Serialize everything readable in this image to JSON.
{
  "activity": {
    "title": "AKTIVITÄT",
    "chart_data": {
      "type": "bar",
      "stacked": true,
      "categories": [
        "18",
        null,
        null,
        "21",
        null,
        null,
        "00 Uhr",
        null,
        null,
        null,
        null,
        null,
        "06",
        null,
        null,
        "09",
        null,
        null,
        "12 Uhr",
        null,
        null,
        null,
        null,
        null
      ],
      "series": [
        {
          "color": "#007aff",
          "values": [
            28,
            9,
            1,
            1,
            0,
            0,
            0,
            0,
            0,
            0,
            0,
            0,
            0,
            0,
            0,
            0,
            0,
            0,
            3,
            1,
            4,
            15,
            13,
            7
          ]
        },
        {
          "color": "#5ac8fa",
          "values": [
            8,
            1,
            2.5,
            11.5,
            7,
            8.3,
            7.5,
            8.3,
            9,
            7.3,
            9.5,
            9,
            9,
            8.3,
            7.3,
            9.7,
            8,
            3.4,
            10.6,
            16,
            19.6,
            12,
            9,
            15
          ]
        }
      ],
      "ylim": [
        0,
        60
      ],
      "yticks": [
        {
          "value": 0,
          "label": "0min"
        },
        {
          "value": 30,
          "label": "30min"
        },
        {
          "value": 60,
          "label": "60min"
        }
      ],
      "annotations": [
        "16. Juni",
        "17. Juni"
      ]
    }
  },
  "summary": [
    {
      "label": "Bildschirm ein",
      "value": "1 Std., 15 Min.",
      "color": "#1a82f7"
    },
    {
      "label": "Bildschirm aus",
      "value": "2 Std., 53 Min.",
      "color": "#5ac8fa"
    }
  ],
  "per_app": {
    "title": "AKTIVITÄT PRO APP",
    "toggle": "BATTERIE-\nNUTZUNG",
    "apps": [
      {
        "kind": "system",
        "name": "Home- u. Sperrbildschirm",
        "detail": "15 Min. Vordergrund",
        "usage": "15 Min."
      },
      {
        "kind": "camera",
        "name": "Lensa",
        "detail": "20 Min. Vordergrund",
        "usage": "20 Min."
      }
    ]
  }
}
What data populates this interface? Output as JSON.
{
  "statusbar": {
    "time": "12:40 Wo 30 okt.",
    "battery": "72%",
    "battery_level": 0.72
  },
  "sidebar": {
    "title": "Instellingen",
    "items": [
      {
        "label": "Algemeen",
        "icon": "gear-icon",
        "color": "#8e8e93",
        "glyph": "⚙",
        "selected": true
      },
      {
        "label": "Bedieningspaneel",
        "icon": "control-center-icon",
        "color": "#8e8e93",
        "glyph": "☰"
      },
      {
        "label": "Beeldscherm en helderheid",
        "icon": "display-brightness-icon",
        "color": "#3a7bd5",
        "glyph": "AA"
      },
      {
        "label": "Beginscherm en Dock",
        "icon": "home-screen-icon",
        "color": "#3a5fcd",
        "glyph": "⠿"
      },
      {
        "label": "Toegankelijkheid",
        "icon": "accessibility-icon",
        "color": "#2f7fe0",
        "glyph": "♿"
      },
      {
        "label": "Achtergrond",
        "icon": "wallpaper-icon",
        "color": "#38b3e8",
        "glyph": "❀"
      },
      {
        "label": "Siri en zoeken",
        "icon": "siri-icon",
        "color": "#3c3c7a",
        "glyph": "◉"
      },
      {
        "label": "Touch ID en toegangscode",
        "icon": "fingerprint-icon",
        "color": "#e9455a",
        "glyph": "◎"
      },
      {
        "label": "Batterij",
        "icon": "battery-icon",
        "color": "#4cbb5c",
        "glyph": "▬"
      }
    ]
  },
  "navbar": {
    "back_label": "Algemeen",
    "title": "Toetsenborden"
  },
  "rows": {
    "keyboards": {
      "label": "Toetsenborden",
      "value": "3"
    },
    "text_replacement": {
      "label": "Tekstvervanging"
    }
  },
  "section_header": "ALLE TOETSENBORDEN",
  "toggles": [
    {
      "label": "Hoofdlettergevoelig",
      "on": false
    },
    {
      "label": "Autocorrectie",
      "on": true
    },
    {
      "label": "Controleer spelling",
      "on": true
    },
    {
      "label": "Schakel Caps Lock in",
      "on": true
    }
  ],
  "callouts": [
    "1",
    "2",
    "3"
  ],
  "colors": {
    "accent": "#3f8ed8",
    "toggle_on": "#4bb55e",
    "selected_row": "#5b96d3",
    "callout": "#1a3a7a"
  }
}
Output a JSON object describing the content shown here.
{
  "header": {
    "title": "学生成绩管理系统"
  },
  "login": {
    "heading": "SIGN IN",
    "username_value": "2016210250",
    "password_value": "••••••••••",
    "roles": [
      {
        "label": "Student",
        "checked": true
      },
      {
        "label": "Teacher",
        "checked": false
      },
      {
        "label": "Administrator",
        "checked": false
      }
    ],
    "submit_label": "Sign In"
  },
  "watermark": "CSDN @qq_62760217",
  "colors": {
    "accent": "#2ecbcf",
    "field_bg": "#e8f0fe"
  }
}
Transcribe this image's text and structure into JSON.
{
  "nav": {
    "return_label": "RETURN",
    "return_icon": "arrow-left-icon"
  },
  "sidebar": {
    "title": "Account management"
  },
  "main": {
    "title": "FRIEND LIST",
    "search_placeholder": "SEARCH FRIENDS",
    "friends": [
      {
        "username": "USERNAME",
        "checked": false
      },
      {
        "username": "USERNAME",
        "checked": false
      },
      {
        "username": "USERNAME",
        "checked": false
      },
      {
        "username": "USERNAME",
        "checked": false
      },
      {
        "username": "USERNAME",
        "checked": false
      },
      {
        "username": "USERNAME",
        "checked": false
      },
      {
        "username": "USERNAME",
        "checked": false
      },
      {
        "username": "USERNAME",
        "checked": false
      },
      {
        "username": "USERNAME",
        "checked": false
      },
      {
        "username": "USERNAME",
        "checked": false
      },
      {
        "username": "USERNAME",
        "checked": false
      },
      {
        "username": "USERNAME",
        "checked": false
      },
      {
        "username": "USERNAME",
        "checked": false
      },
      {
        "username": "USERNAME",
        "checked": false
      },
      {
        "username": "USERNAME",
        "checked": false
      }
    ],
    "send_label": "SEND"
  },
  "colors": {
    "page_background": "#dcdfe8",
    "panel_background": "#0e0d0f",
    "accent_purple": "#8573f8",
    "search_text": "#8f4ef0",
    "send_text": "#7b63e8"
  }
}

*Work instructions*
Select and copy each line from the data that includes the word "Algemeen".

*Exercise solution*
        "label": "Algemeen",
    "back_label": "Algemeen",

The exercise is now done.